▸ **Records supplied**
----------
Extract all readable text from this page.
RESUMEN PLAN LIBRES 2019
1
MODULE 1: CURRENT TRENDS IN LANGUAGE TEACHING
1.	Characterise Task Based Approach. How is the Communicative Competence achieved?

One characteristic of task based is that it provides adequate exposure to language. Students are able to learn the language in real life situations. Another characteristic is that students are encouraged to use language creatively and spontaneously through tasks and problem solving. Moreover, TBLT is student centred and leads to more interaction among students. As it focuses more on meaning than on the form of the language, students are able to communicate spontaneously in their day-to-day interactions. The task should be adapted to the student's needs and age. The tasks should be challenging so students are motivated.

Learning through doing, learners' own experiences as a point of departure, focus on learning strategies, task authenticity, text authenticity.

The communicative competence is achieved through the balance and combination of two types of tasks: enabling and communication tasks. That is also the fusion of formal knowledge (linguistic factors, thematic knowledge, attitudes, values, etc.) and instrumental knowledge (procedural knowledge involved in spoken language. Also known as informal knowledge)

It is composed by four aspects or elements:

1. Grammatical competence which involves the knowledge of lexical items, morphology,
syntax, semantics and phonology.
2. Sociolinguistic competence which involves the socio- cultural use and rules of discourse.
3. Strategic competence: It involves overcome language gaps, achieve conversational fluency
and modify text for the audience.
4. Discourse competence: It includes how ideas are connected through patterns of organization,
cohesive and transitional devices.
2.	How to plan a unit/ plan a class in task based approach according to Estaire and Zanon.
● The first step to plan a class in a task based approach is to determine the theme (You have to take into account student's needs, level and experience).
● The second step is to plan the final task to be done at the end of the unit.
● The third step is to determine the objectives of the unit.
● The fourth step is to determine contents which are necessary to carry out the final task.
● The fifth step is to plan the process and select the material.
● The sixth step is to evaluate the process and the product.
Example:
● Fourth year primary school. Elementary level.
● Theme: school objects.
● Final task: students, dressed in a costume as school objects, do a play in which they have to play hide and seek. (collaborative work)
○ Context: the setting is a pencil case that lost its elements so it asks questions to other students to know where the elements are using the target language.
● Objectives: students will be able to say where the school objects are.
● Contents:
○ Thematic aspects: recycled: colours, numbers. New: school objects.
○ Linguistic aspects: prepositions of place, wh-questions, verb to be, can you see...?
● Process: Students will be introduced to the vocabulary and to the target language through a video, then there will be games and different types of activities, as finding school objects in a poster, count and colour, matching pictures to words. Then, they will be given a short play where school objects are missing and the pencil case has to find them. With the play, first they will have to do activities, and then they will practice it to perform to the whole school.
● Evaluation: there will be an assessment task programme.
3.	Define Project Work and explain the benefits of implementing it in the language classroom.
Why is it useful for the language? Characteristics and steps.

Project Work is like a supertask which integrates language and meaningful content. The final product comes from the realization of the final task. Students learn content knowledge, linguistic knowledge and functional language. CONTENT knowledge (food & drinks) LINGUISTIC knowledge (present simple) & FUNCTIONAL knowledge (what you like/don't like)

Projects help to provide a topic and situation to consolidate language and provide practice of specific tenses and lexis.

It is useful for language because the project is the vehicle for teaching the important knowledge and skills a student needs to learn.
----------
▸ **Written task**
Set down all of the entries exactly, please.

▸ **Completed task**
Extract all readable text from this page.
RESUMEN PLAN LIBRES 2019
1
MODULE 1: CURRENT TRENDS IN LANGUAGE TEACHING
1.	Characterise Task Based Approach. How is the Communicative Competence achieved?

One characteristic of task based is that it provides adequate exposure to language. Students are able to learn the language in real life situations. Another characteristic is that students are encouraged to use language creatively and spontaneously through tasks and problem solving. Moreover, TBLT is student centred and leads to more interaction among students. As it focuses more on meaning than on the form of the language, students are able to communicate spontaneously in their day-to-day interactions. The task should be adapted to the student's needs and age. The tasks should be challenging so students are motivated.

Learning through doing, learners' own experiences as a point of departure, focus on learning strategies, task authenticity, text authenticity.

The communicative competence is achieved through the balance and combination of two types of tasks: enabling and communication tasks. That is also the fusion of formal knowledge (linguistic factors, thematic knowledge, attitudes, values, etc.) and instrumental knowledge (procedural knowledge involved in spoken language. Also known as informal knowledge)

It is composed by four aspects or elements:

1. Grammatical competence which involves the knowledge of lexical items, morphology,
syntax, semantics and phonology.
2. Sociolinguistic competence which involves the socio- cultural use and rules of discourse.
3. Strategic competence: It involves overcome language gaps, achieve conversational fluency
and modify text for the audience.
4. Discourse competence: It includes how ideas are connected through patterns of organization,
cohesive and transitional devices.
2.	How to plan a unit/ plan a class in task based approach according to Estaire and Zanon.
● The first step to plan a class in a task based approach is to determine the theme (You have to take into account student's needs, level and experience).
● The second step is to plan the final task to be done at the end of the unit.
● The third step is to determine the objectives of the unit.
● The fourth step is to determine contents which are necessary to carry out the final task.
● The fifth step is to plan the process and select the material.
● The sixth step is to evaluate the process and the product.
Example:
● Fourth year primary school. Elementary level.
● Theme: school objects.
● Final task: students, dressed in a costume as school objects, do a play in which they have to play hide and seek. (collaborative work)
○ Context: the setting is a pencil case that lost its elements so it asks questions to other students to know where the elements are using the target language.
● Objectives: students will be able to say where the school objects are.
● Contents:
○ Thematic aspects: recycled: colours, numbers. New: school objects.
○ Linguistic aspects: prepositions of place, wh-questions, verb to be, can you see...?
● Process: Students will be introduced to the vocabulary and to the target language through a video, then there will be games and different types of activities, as finding school objects in a poster, count and colour, matching pictures to words. Then, they will be given a short play where school objects are missing and the pencil case has to find them. With the play, first they will have to do activities, and then they will practice it to perform to the whole school.
● Evaluation: there will be an assessment task programme.
3.	Define Project Work and explain the benefits of implementing it in the language classroom.
Why is it useful for the language? Characteristics and steps.

Project Work is like a supertask which integrates language and meaningful content. The final product comes from the realization of the final task. Students learn content knowledge, linguistic knowledge and functional language. CONTENT knowledge (food & drinks) LINGUISTIC knowledge (present simple) & FUNCTIONAL knowledge (what you like/don't like)

Projects help to provide a topic and situation to consolidate language and provide practice of specific tenses and lexis.

It is useful for language because the project is the vehicle for teaching the important knowledge and skills a student needs to learn.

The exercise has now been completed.